Recorded data:

————

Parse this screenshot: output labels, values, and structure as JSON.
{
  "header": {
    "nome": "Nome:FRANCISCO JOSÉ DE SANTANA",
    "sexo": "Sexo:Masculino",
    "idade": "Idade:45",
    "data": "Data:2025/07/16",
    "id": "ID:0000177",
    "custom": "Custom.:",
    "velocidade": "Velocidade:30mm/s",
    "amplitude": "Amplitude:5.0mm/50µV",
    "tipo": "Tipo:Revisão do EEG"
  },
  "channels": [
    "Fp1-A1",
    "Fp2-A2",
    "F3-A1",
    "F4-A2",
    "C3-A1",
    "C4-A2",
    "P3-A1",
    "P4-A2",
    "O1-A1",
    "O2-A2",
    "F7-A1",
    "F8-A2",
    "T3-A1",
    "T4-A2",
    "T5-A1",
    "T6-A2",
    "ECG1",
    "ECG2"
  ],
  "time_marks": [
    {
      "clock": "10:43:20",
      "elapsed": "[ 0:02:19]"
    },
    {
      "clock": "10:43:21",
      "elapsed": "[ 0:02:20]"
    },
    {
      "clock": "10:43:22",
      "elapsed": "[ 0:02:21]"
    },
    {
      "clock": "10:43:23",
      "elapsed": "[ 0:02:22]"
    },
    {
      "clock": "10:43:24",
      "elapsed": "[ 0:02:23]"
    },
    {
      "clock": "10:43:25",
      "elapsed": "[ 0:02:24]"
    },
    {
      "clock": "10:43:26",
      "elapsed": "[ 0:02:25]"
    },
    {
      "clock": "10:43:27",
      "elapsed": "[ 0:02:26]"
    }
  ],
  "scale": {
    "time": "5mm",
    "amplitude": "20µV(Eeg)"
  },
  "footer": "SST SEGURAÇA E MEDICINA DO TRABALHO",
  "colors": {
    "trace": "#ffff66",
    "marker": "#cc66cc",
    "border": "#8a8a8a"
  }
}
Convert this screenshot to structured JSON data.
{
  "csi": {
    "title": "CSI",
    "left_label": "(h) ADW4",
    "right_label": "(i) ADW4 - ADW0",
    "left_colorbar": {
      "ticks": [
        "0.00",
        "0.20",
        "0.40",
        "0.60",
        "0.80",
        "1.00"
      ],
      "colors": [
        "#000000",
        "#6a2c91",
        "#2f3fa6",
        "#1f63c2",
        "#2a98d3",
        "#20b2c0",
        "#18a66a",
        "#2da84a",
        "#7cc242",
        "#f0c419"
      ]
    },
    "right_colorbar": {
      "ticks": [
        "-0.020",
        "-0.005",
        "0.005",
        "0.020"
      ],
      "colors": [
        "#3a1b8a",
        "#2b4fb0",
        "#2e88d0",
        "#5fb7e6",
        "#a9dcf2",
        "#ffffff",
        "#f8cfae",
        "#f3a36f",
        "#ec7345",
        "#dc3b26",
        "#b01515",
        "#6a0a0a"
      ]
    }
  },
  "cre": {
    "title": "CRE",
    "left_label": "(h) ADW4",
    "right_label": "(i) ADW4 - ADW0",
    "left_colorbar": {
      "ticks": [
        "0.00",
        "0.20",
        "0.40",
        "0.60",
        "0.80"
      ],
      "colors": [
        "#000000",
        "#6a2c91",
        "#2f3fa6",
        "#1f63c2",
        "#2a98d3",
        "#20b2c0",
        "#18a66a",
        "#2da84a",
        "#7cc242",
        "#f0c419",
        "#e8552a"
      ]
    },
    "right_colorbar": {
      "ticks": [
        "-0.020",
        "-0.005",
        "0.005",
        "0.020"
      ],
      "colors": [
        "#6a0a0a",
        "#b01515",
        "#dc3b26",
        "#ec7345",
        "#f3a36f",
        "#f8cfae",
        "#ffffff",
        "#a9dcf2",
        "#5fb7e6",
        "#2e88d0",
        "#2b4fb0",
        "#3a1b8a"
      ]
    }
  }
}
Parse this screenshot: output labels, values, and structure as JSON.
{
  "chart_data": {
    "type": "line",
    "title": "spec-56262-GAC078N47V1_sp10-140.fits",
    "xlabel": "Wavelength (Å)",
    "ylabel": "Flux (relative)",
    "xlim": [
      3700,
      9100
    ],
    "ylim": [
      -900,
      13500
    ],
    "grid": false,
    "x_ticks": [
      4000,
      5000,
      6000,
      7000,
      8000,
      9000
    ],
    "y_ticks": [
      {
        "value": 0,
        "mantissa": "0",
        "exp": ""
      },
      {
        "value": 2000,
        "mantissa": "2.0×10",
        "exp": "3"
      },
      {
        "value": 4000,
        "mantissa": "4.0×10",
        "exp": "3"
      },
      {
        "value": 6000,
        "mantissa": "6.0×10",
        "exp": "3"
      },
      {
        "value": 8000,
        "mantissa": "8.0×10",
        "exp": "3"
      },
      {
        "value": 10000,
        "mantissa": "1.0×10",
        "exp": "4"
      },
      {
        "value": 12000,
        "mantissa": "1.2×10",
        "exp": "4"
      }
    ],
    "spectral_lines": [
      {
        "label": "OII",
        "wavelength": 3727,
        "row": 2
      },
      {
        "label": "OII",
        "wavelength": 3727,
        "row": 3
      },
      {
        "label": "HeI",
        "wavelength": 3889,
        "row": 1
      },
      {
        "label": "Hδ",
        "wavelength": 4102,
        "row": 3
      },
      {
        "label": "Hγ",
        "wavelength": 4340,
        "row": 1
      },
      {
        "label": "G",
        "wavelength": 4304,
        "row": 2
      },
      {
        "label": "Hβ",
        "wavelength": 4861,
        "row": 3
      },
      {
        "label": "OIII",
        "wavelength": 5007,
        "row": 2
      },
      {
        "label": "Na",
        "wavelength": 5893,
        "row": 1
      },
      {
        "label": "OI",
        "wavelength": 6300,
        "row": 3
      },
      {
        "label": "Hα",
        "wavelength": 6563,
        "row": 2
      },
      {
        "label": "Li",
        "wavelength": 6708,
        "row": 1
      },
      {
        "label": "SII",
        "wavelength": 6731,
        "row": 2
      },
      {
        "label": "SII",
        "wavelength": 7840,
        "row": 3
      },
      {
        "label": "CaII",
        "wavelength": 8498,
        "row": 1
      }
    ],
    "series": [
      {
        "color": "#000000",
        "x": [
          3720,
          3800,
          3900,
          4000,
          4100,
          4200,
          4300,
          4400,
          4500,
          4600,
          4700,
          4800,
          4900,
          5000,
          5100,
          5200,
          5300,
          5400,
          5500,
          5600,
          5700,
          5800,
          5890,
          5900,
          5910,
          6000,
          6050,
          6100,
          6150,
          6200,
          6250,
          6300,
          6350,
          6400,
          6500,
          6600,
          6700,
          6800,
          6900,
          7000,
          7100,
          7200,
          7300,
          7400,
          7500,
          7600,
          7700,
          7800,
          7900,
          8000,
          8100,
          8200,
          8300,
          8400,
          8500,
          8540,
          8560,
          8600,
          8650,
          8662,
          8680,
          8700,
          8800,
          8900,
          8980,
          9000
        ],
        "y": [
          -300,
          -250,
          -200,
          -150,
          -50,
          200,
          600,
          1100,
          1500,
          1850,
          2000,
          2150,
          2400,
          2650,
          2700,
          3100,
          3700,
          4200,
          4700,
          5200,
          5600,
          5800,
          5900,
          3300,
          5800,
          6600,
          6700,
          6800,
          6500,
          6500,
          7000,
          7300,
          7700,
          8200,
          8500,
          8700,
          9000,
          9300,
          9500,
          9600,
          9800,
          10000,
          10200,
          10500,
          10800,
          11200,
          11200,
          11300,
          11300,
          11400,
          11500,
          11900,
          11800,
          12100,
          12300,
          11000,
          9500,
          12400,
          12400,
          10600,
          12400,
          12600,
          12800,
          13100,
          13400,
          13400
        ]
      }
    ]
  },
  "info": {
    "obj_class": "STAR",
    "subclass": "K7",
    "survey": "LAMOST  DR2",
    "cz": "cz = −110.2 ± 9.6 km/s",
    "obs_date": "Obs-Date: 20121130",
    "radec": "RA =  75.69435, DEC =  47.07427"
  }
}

————

#### Goal
Copy every line from the entries that contains the word "amplitude".

#### Full output
    "amplitude": "Amplitude:5.0mm/50µV",
    "amplitude": "20µV(Eeg)"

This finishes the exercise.